RECORDS SUPPLIED:
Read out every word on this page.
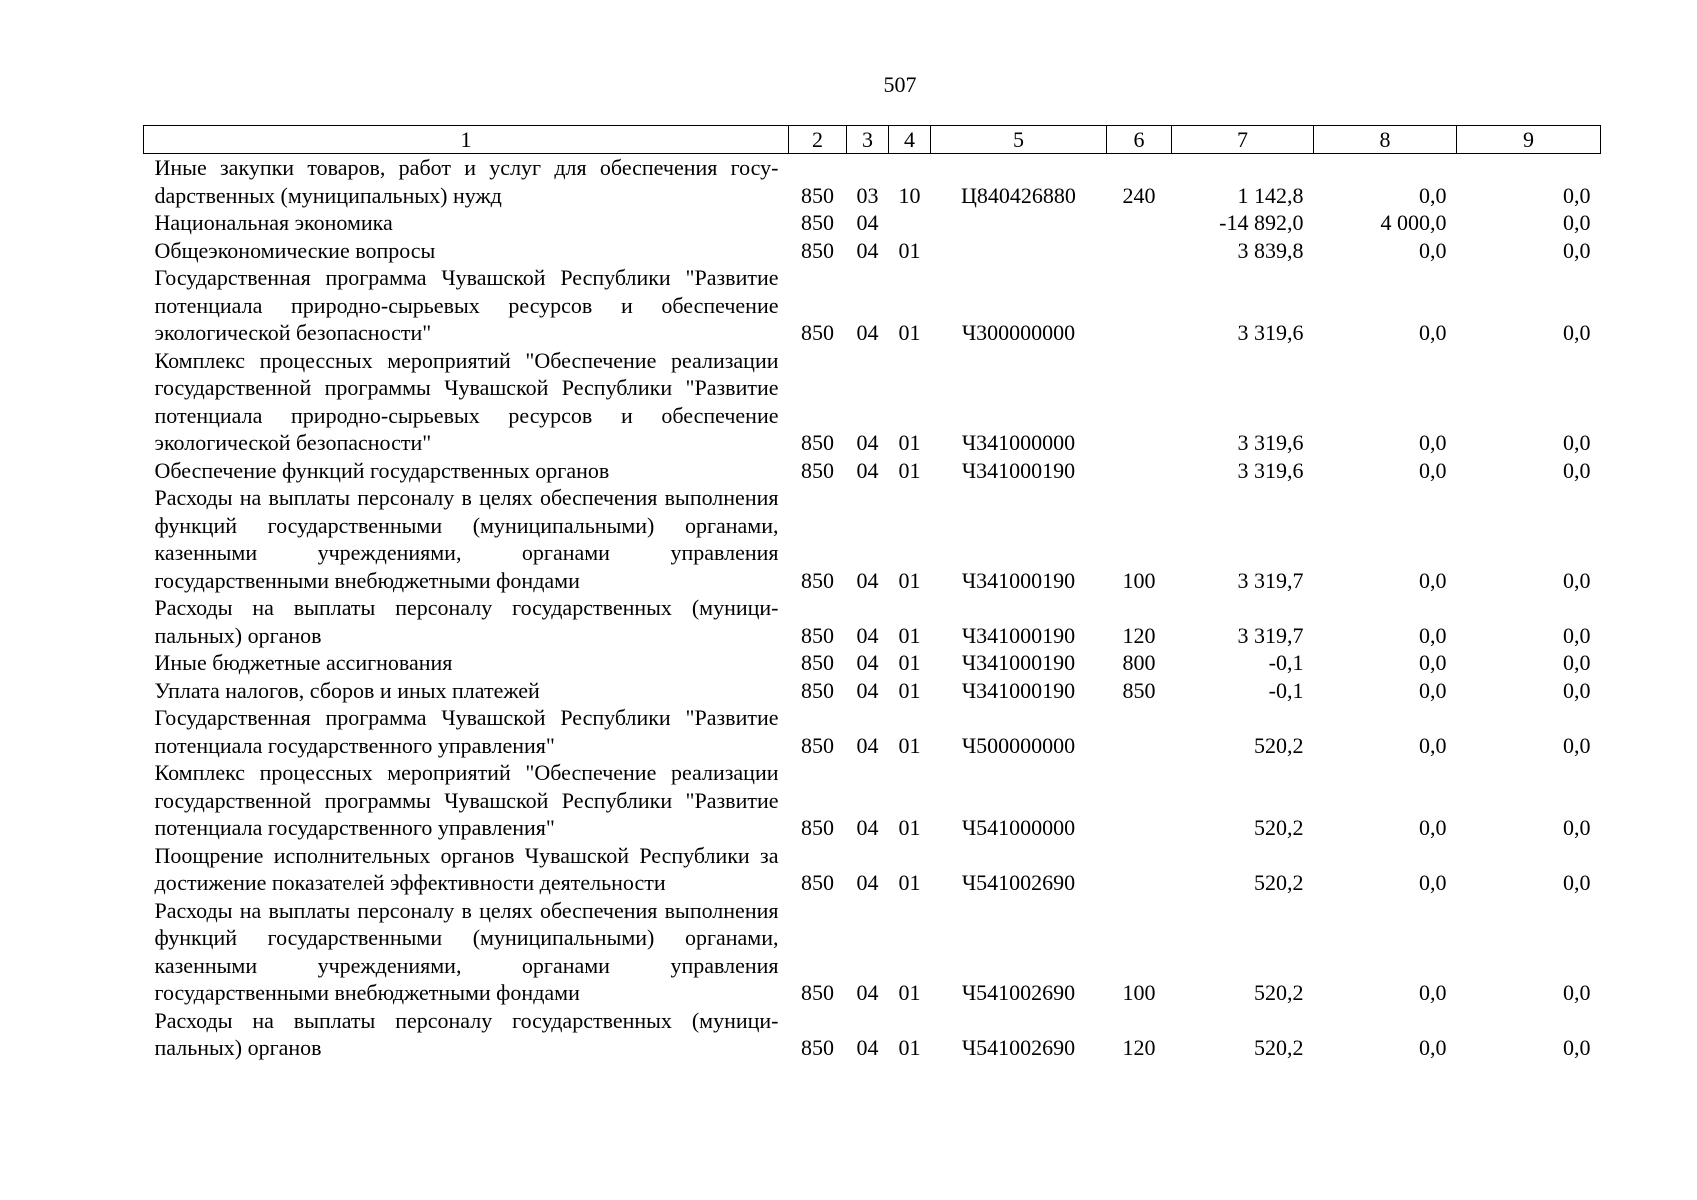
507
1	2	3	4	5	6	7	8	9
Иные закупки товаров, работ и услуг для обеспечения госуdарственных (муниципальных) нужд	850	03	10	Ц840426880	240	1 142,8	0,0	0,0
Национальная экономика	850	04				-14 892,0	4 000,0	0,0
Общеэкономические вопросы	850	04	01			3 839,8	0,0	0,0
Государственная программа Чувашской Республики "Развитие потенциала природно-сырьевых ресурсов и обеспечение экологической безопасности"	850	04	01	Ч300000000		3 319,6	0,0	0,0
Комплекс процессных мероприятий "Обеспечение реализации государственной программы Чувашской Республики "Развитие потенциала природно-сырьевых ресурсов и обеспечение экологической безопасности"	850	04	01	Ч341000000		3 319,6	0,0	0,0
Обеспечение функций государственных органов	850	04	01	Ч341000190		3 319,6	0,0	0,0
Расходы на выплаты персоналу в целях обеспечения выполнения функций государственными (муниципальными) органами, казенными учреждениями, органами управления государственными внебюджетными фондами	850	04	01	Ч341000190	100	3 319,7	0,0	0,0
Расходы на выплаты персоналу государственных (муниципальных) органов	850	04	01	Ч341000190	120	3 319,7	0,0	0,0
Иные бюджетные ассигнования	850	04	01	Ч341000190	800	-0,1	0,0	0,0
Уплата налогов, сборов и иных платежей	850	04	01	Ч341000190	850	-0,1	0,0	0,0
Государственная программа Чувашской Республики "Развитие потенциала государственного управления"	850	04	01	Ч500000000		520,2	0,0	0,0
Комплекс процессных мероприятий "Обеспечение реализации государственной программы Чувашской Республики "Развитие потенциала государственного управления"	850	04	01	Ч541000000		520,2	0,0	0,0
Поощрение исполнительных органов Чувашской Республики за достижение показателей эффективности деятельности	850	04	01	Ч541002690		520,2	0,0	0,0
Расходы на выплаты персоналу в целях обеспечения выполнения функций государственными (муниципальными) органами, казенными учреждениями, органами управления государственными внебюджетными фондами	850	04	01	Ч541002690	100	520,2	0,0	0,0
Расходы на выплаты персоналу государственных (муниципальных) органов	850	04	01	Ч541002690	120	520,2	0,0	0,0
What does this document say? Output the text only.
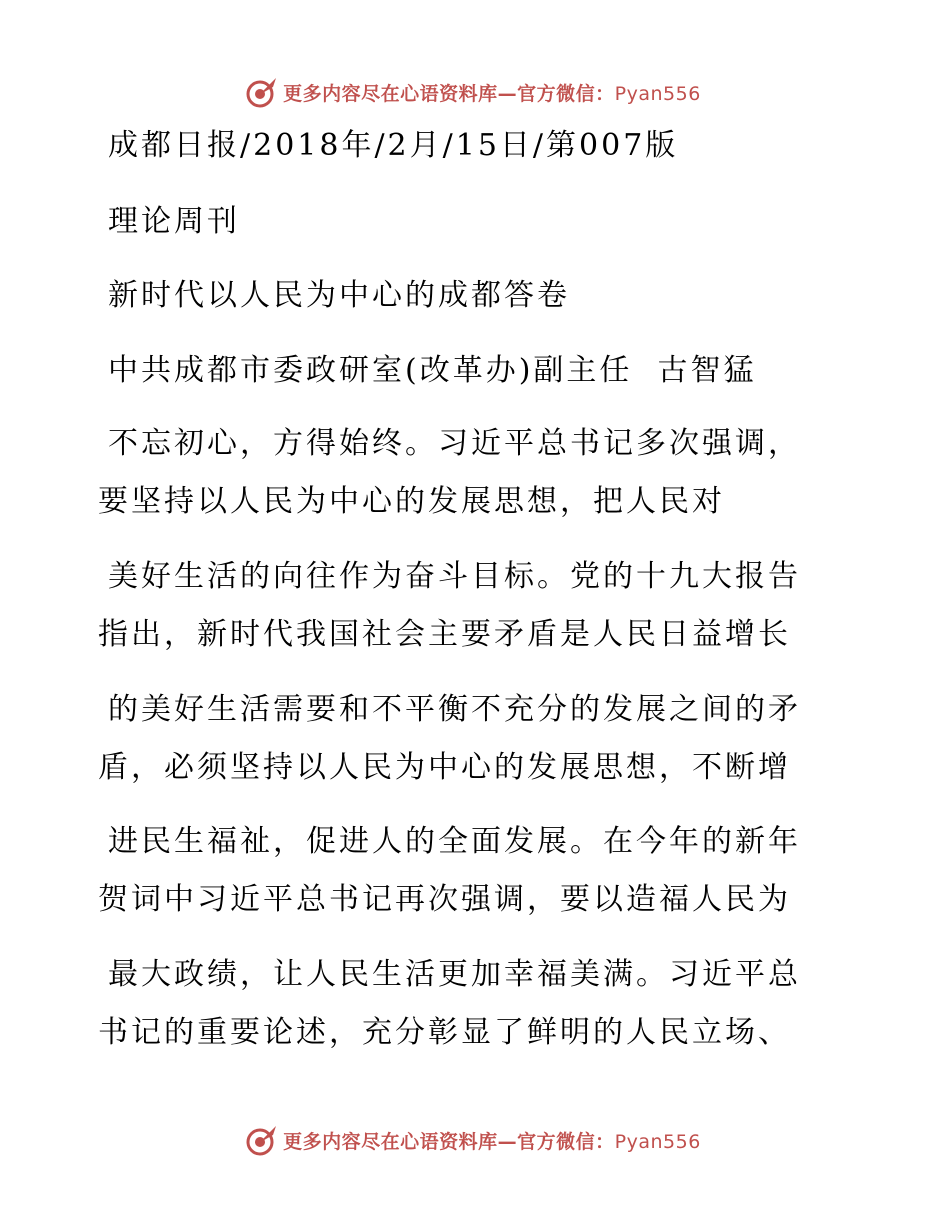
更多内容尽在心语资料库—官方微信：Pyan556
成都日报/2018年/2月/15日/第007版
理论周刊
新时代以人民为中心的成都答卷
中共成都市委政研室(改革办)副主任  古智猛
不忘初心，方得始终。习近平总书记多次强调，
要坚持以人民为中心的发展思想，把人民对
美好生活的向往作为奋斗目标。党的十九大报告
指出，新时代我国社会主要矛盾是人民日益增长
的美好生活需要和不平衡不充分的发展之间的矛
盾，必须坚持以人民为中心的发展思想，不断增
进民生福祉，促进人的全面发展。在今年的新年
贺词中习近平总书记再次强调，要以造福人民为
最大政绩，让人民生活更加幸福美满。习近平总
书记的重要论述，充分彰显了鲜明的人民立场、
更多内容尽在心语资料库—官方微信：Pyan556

TASK DETAILS: Output the lines above in full and exactly as given, omitting any pictures.

FINISHED EXERCISE:
Read out every word on this page.
507
1	2	3	4	5	6	7	8	9
Иные закупки товаров, работ и услуг для обеспечения госуdарственных (муниципальных) нужд	850	03	10	Ц840426880	240	1 142,8	0,0	0,0
Национальная экономика	850	04				-14 892,0	4 000,0	0,0
Общеэкономические вопросы	850	04	01			3 839,8	0,0	0,0
Государственная программа Чувашской Республики "Развитие потенциала природно-сырьевых ресурсов и обеспечение экологической безопасности"	850	04	01	Ч300000000		3 319,6	0,0	0,0
Комплекс процессных мероприятий "Обеспечение реализации государственной программы Чувашской Республики "Развитие потенциала природно-сырьевых ресурсов и обеспечение экологической безопасности"	850	04	01	Ч341000000		3 319,6	0,0	0,0
Обеспечение функций государственных органов	850	04	01	Ч341000190		3 319,6	0,0	0,0
Расходы на выплаты персоналу в целях обеспечения выполнения функций государственными (муниципальными) органами, казенными учреждениями, органами управления государственными внебюджетными фондами	850	04	01	Ч341000190	100	3 319,7	0,0	0,0
Расходы на выплаты персоналу государственных (муниципальных) органов	850	04	01	Ч341000190	120	3 319,7	0,0	0,0
Иные бюджетные ассигнования	850	04	01	Ч341000190	800	-0,1	0,0	0,0
Уплата налогов, сборов и иных платежей	850	04	01	Ч341000190	850	-0,1	0,0	0,0
Государственная программа Чувашской Республики "Развитие потенциала государственного управления"	850	04	01	Ч500000000		520,2	0,0	0,0
Комплекс процессных мероприятий "Обеспечение реализации государственной программы Чувашской Республики "Развитие потенциала государственного управления"	850	04	01	Ч541000000		520,2	0,0	0,0
Поощрение исполнительных органов Чувашской Республики за достижение показателей эффективности деятельности	850	04	01	Ч541002690		520,2	0,0	0,0
Расходы на выплаты персоналу в целях обеспечения выполнения функций государственными (муниципальными) органами, казенными учреждениями, органами управления государственными внебюджетными фондами	850	04	01	Ч541002690	100	520,2	0,0	0,0
Расходы на выплаты персоналу государственных (муниципальных) органов	850	04	01	Ч541002690	120	520,2	0,0	0,0
What does this document say? Output the text only.
更多内容尽在心语资料库—官方微信：Pyan556
成都日报/2018年/2月/15日/第007版
理论周刊
新时代以人民为中心的成都答卷
中共成都市委政研室(改革办)副主任  古智猛
不忘初心，方得始终。习近平总书记多次强调，
要坚持以人民为中心的发展思想，把人民对
美好生活的向往作为奋斗目标。党的十九大报告
指出，新时代我国社会主要矛盾是人民日益增长
的美好生活需要和不平衡不充分的发展之间的矛
盾，必须坚持以人民为中心的发展思想，不断增
进民生福祉，促进人的全面发展。在今年的新年
贺词中习近平总书记再次强调，要以造福人民为
最大政绩，让人民生活更加幸福美满。习近平总
书记的重要论述，充分彰显了鲜明的人民立场、
更多内容尽在心语资料库—官方微信：Pyan556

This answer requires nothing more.